#### Material shown

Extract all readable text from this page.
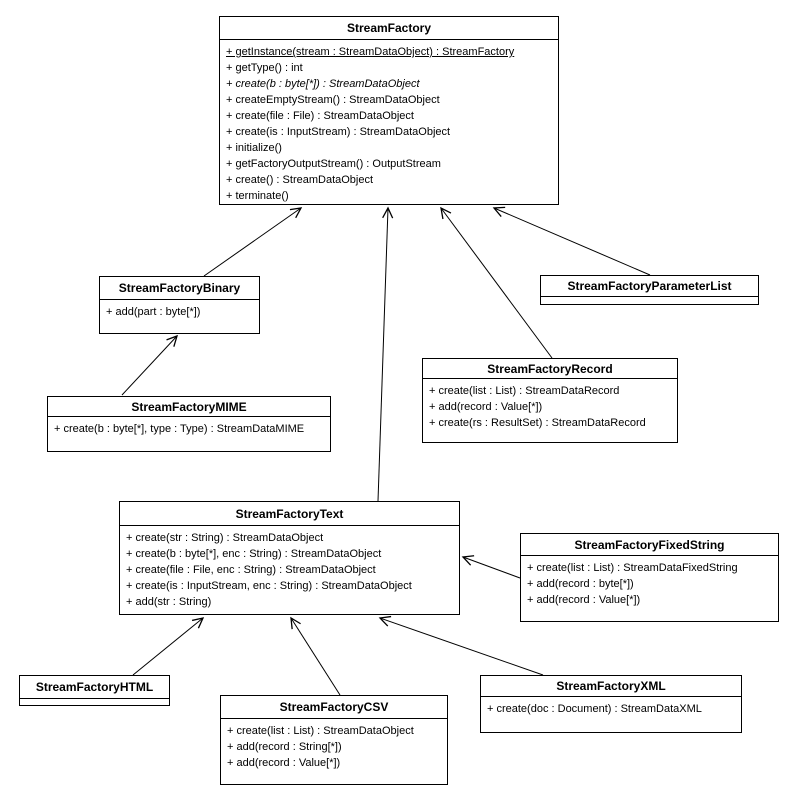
StreamFactory
+ getInstance(stream : StreamDataObject) : StreamFactory
+ getType() : int
+ create(b : byte[*]) : StreamDataObject
+ createEmptyStream() : StreamDataObject
+ create(file : File) : StreamDataObject
+ create(is : InputStream) : StreamDataObject
+ initialize()
+ getFactoryOutputStream() : OutputStream
+ create() : StreamDataObject
+ terminate()
StreamFactoryBinary
+ add(part : byte[*])
StreamFactoryParameterList
StreamFactoryMIME
+ create(b : byte[*], type : Type) : StreamDataMIME
StreamFactoryRecord
+ create(list : List) : StreamDataRecord
+ add(record : Value[*])
+ create(rs : ResultSet) : StreamDataRecord
StreamFactoryText
+ create(str : String) : StreamDataObject
+ create(b : byte[*], enc : String) : StreamDataObject
+ create(file : File, enc : String) : StreamDataObject
+ create(is : InputStream, enc : String) : StreamDataObject
+ add(str : String)
StreamFactoryFixedString
+ create(list : List) : StreamDataFixedString
+ add(record : byte[*])
+ add(record : Value[*])
StreamFactoryHTML
StreamFactoryCSV
+ create(list : List) : StreamDataObject
+ add(record : String[*])
+ add(record : Value[*])
StreamFactoryXML
+ create(doc : Document) : StreamDataXML
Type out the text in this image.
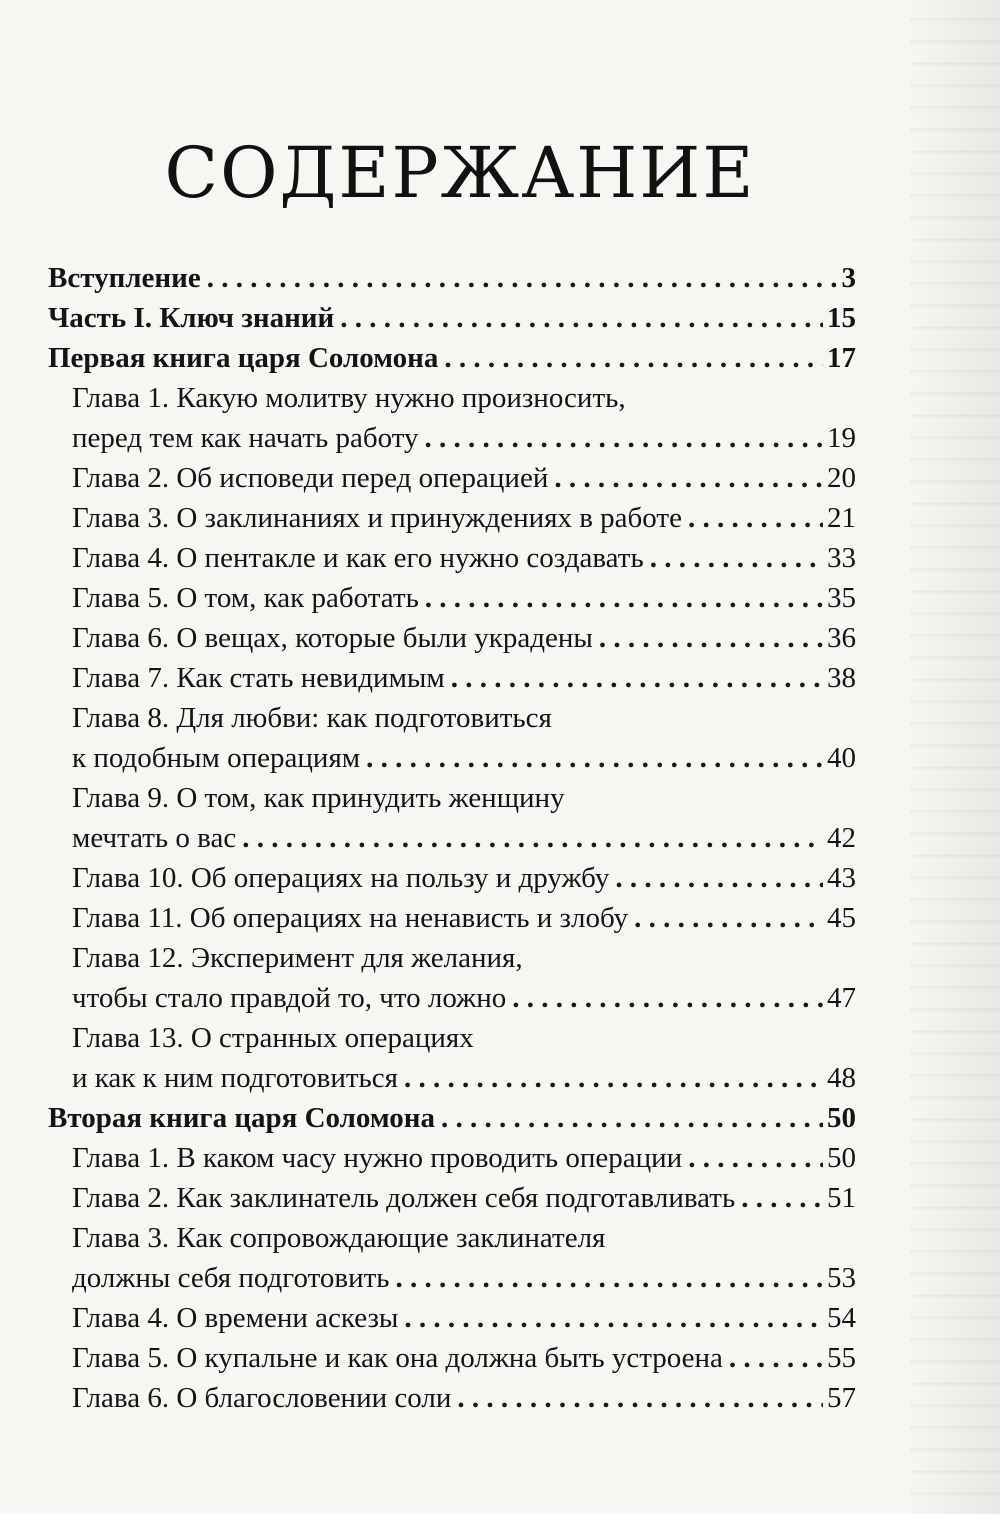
СОДЕРЖАНИЕ
Вступление . . .	3
Часть I. Ключ знаний . . .	15
Первая книга царя Соломона . . .	17
Глава 1. Какую молитву нужно произносить,
перед тем как начать работу . . .	19
Глава 2. Об исповеди перед операцией . . .	20
Глава 3. О заклинаниях и принуждениях в работе . . .	21
Глава 4. О пентакле и как его нужно создавать . . .	33
Глава 5. О том, как работать . . .	35
Глава 6. О вещах, которые были украдены . . .	36
Глава 7. Как стать невидимым . . .	38
Глава 8. Для любви: как подготовиться
к подобным операциям . . .	40
Глава 9. О том, как принудить женщину
мечтать о вас . . .	42
Глава 10. Об операциях на пользу и дружбу . . .	43
Глава 11. Об операциях на ненависть и злобу . . .	45
Глава 12. Эксперимент для желания,
чтобы стало правдой то, что ложно . . .	47
Глава 13. О странных операциях
и как к ним подготовиться . . .	48
Вторая книга царя Соломона . . .	50
Глава 1. В каком часу нужно проводить операции . . .	50
Глава 2. Как заклинатель должен себя подготавливать . . .	51
Глава 3. Как сопровождающие заклинателя
должны себя подготовить . . .	53
Глава 4. О времени аскезы . . .	54
Глава 5. О купальне и как она должна быть устроена . . .	55
Глава 6. О благословении соли . . .	57
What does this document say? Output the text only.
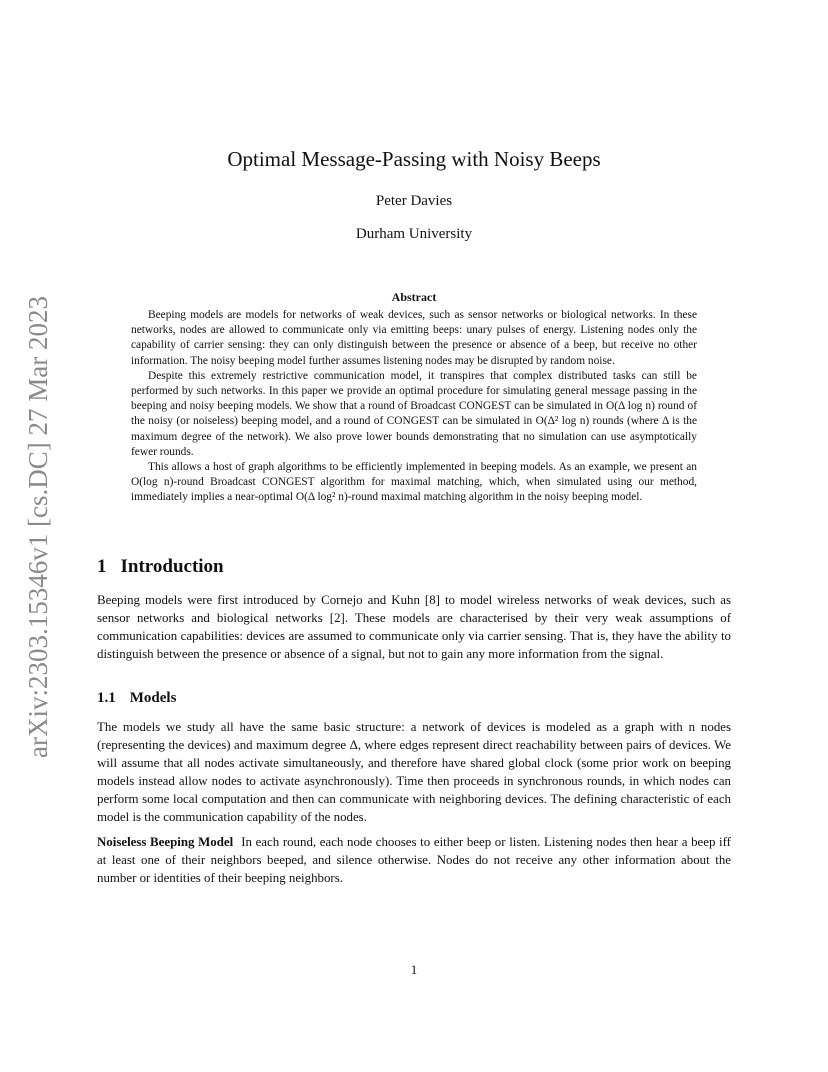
arXiv:2303.15346v1 [cs.DC] 27 Mar 2023
Optimal Message-Passing with Noisy Beeps
Peter Davies
Durham University
Abstract

Beeping models are models for networks of weak devices, such as sensor networks or biological networks. In these networks, nodes are allowed to communicate only via emitting beeps: unary pulses of energy. Listening nodes only the capability of carrier sensing: they can only distinguish between the presence or absence of a beep, but receive no other information. The noisy beeping model further assumes listening nodes may be disrupted by random noise.

Despite this extremely restrictive communication model, it transpires that complex distributed tasks can still be performed by such networks. In this paper we provide an optimal procedure for simulating general message passing in the beeping and noisy beeping models. We show that a round of Broadcast CONGEST can be simulated in O(Δ log n) round of the noisy (or noiseless) beeping model, and a round of CONGEST can be simulated in O(Δ² log n) rounds (where Δ is the maximum degree of the network). We also prove lower bounds demonstrating that no simulation can use asymptotically fewer rounds.

This allows a host of graph algorithms to be efficiently implemented in beeping models. As an example, we present an O(log n)-round Broadcast CONGEST algorithm for maximal matching, which, when simulated using our method, immediately implies a near-optimal O(Δ log² n)-round maximal matching algorithm in the noisy beeping model.

1 Introduction

Beeping models were first introduced by Cornejo and Kuhn [8] to model wireless networks of weak devices, such as sensor networks and biological networks [2]. These models are characterised by their very weak assumptions of communication capabilities: devices are assumed to communicate only via carrier sensing. That is, they have the ability to distinguish between the presence or absence of a signal, but not to gain any more information from the signal.

1.1 Models

The models we study all have the same basic structure: a network of devices is modeled as a graph with n nodes (representing the devices) and maximum degree Δ, where edges represent direct reachability between pairs of devices. We will assume that all nodes activate simultaneously, and therefore have shared global clock (some prior work on beeping models instead allow nodes to activate asynchronously). Time then proceeds in synchronous rounds, in which nodes can perform some local computation and then can communicate with neighboring devices. The defining characteristic of each model is the communication capability of the nodes.

Noiseless Beeping Model In each round, each node chooses to either beep or listen. Listening nodes then hear a beep iff at least one of their neighbors beeped, and silence otherwise. Nodes do not receive any other information about the number or identities of their beeping neighbors.

1
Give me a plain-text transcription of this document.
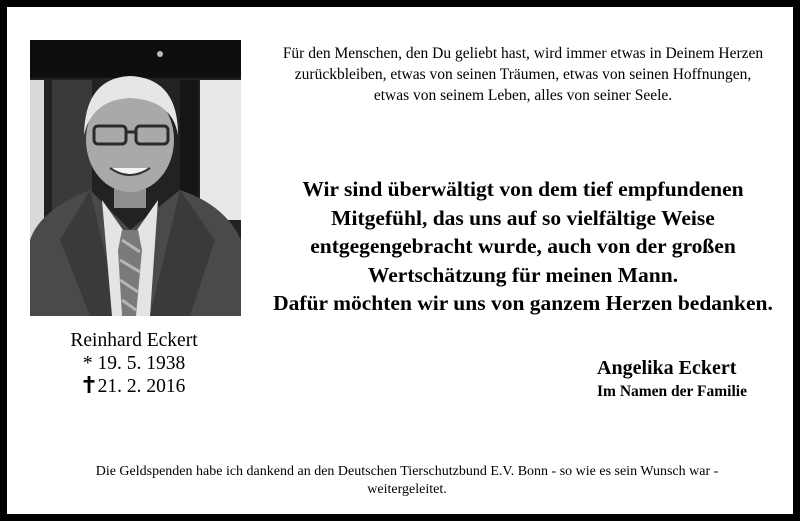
Für den Menschen, den Du geliebt hast, wird immer etwas in Deinem Herzen
zurückbleiben, etwas von seinen Träumen, etwas von seinen Hoffnungen,
etwas von seinem Leben, alles von seiner Seele.
Wir sind überwältigt von dem tief empfundenen
Mitgefühl, das uns auf so vielfältige Weise
entgegengebracht wurde, auch von der großen
Wertschätzung für meinen Mann.
Dafür möchten wir uns von ganzem Herzen bedanken.
Reinhard Eckert
* 19. 5. 1938
21. 2. 2016
Angelika Eckert
Im Namen der Familie
Die Geldspenden habe ich dankend an den Deutschen Tierschutzbund E.V. Bonn - so wie es sein Wunsch war -
weitergeleitet.
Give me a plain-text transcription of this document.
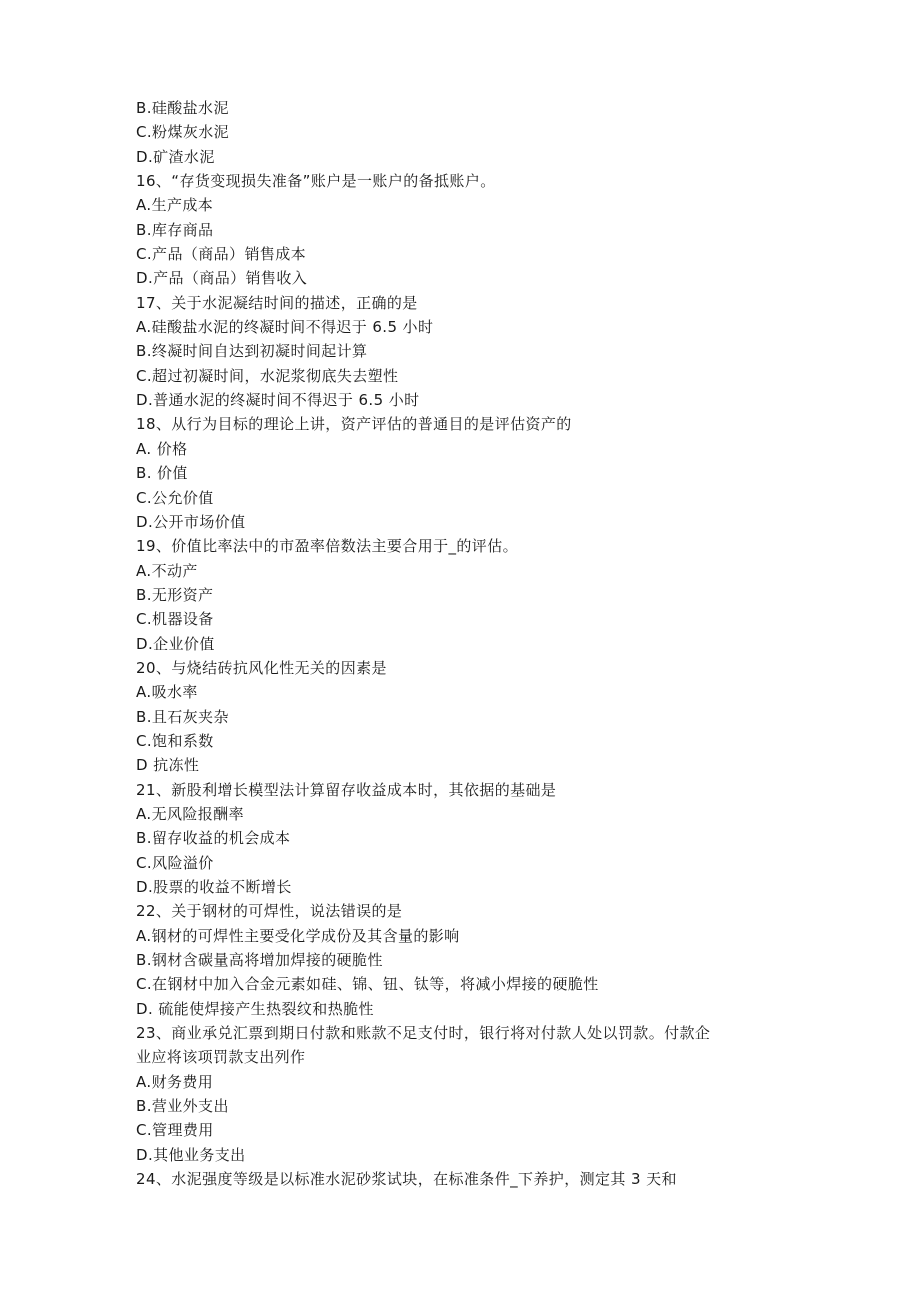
B.硅酸盐水泥
C.粉煤灰水泥
D.矿渣水泥
16、“存货变现损失准备”账户是一账户的备抵账户。
A.生产成本
B.库存商品
C.产品（商品）销售成本
D.产品（商品）销售收入
17、关于水泥凝结时间的描述，正确的是
A.硅酸盐水泥的终凝时间不得迟于 6.5 小时
B.终凝时间自达到初凝时间起计算
C.超过初凝时间，水泥浆彻底失去塑性
D.普通水泥的终凝时间不得迟于 6.5 小时
18、从行为目标的理论上讲，资产评估的普通目的是评估资产的
A. 价格
B. 价值
C.公允价值
D.公开市场价值
19、价值比率法中的市盈率倍数法主要合用于_的评估。
A.不动产
B.无形资产
C.机器设备
D.企业价值
20、与烧结砖抗风化性无关的因素是
A.吸水率
B.且石灰夹杂
C.饱和系数
D 抗冻性
21、新股利增长模型法计算留存收益成本时，其依据的基础是
A.无风险报酬率
B.留存收益的机会成本
C.风险溢价
D.股票的收益不断增长
22、关于钢材的可焊性，说法错误的是
A.钢材的可焊性主要受化学成份及其含量的影响
B.钢材含碳量高将增加焊接的硬脆性
C.在钢材中加入合金元素如硅、锦、钮、钛等，将减小焊接的硬脆性
D. 硫能使焊接产生热裂纹和热脆性
23、商业承兑汇票到期日付款和账款不足支付时，银行将对付款人处以罚款。付款企
业应将该项罚款支出列作
A.财务费用
B.营业外支出
C.管理费用
D.其他业务支出
24、水泥强度等级是以标准水泥砂浆试块，在标准条件_下养护，测定其 3 天和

########

Exercise:
Show all lines from the listing above in which "have" appears.

Task response:
Beeping models were first introduced by Cornejo and Kuhn [8] to model wireless networks of weak devices, such as sensor networks and biological networks [2]. These models are characterised by their very weak assumptions of communication capabilities: devices are assumed to communicate only via carrier sensing. That is, they have the ability to distinguish between the presence or absence of a signal, but not to gain any more information from the signal.
The models we study all have the same basic structure: a network of devices is modeled as a graph with n nodes (representing the devices) and maximum degree Δ, where edges represent direct reachability between pairs of devices. We will assume that all nodes activate simultaneously, and therefore have shared global clock (some prior work on beeping models instead allow nodes to activate asynchronously). Time then proceeds in synchronous rounds, in which nodes can perform some local computation and then can communicate with neighboring devices. The defining characteristic of each model is the communication capability of the nodes.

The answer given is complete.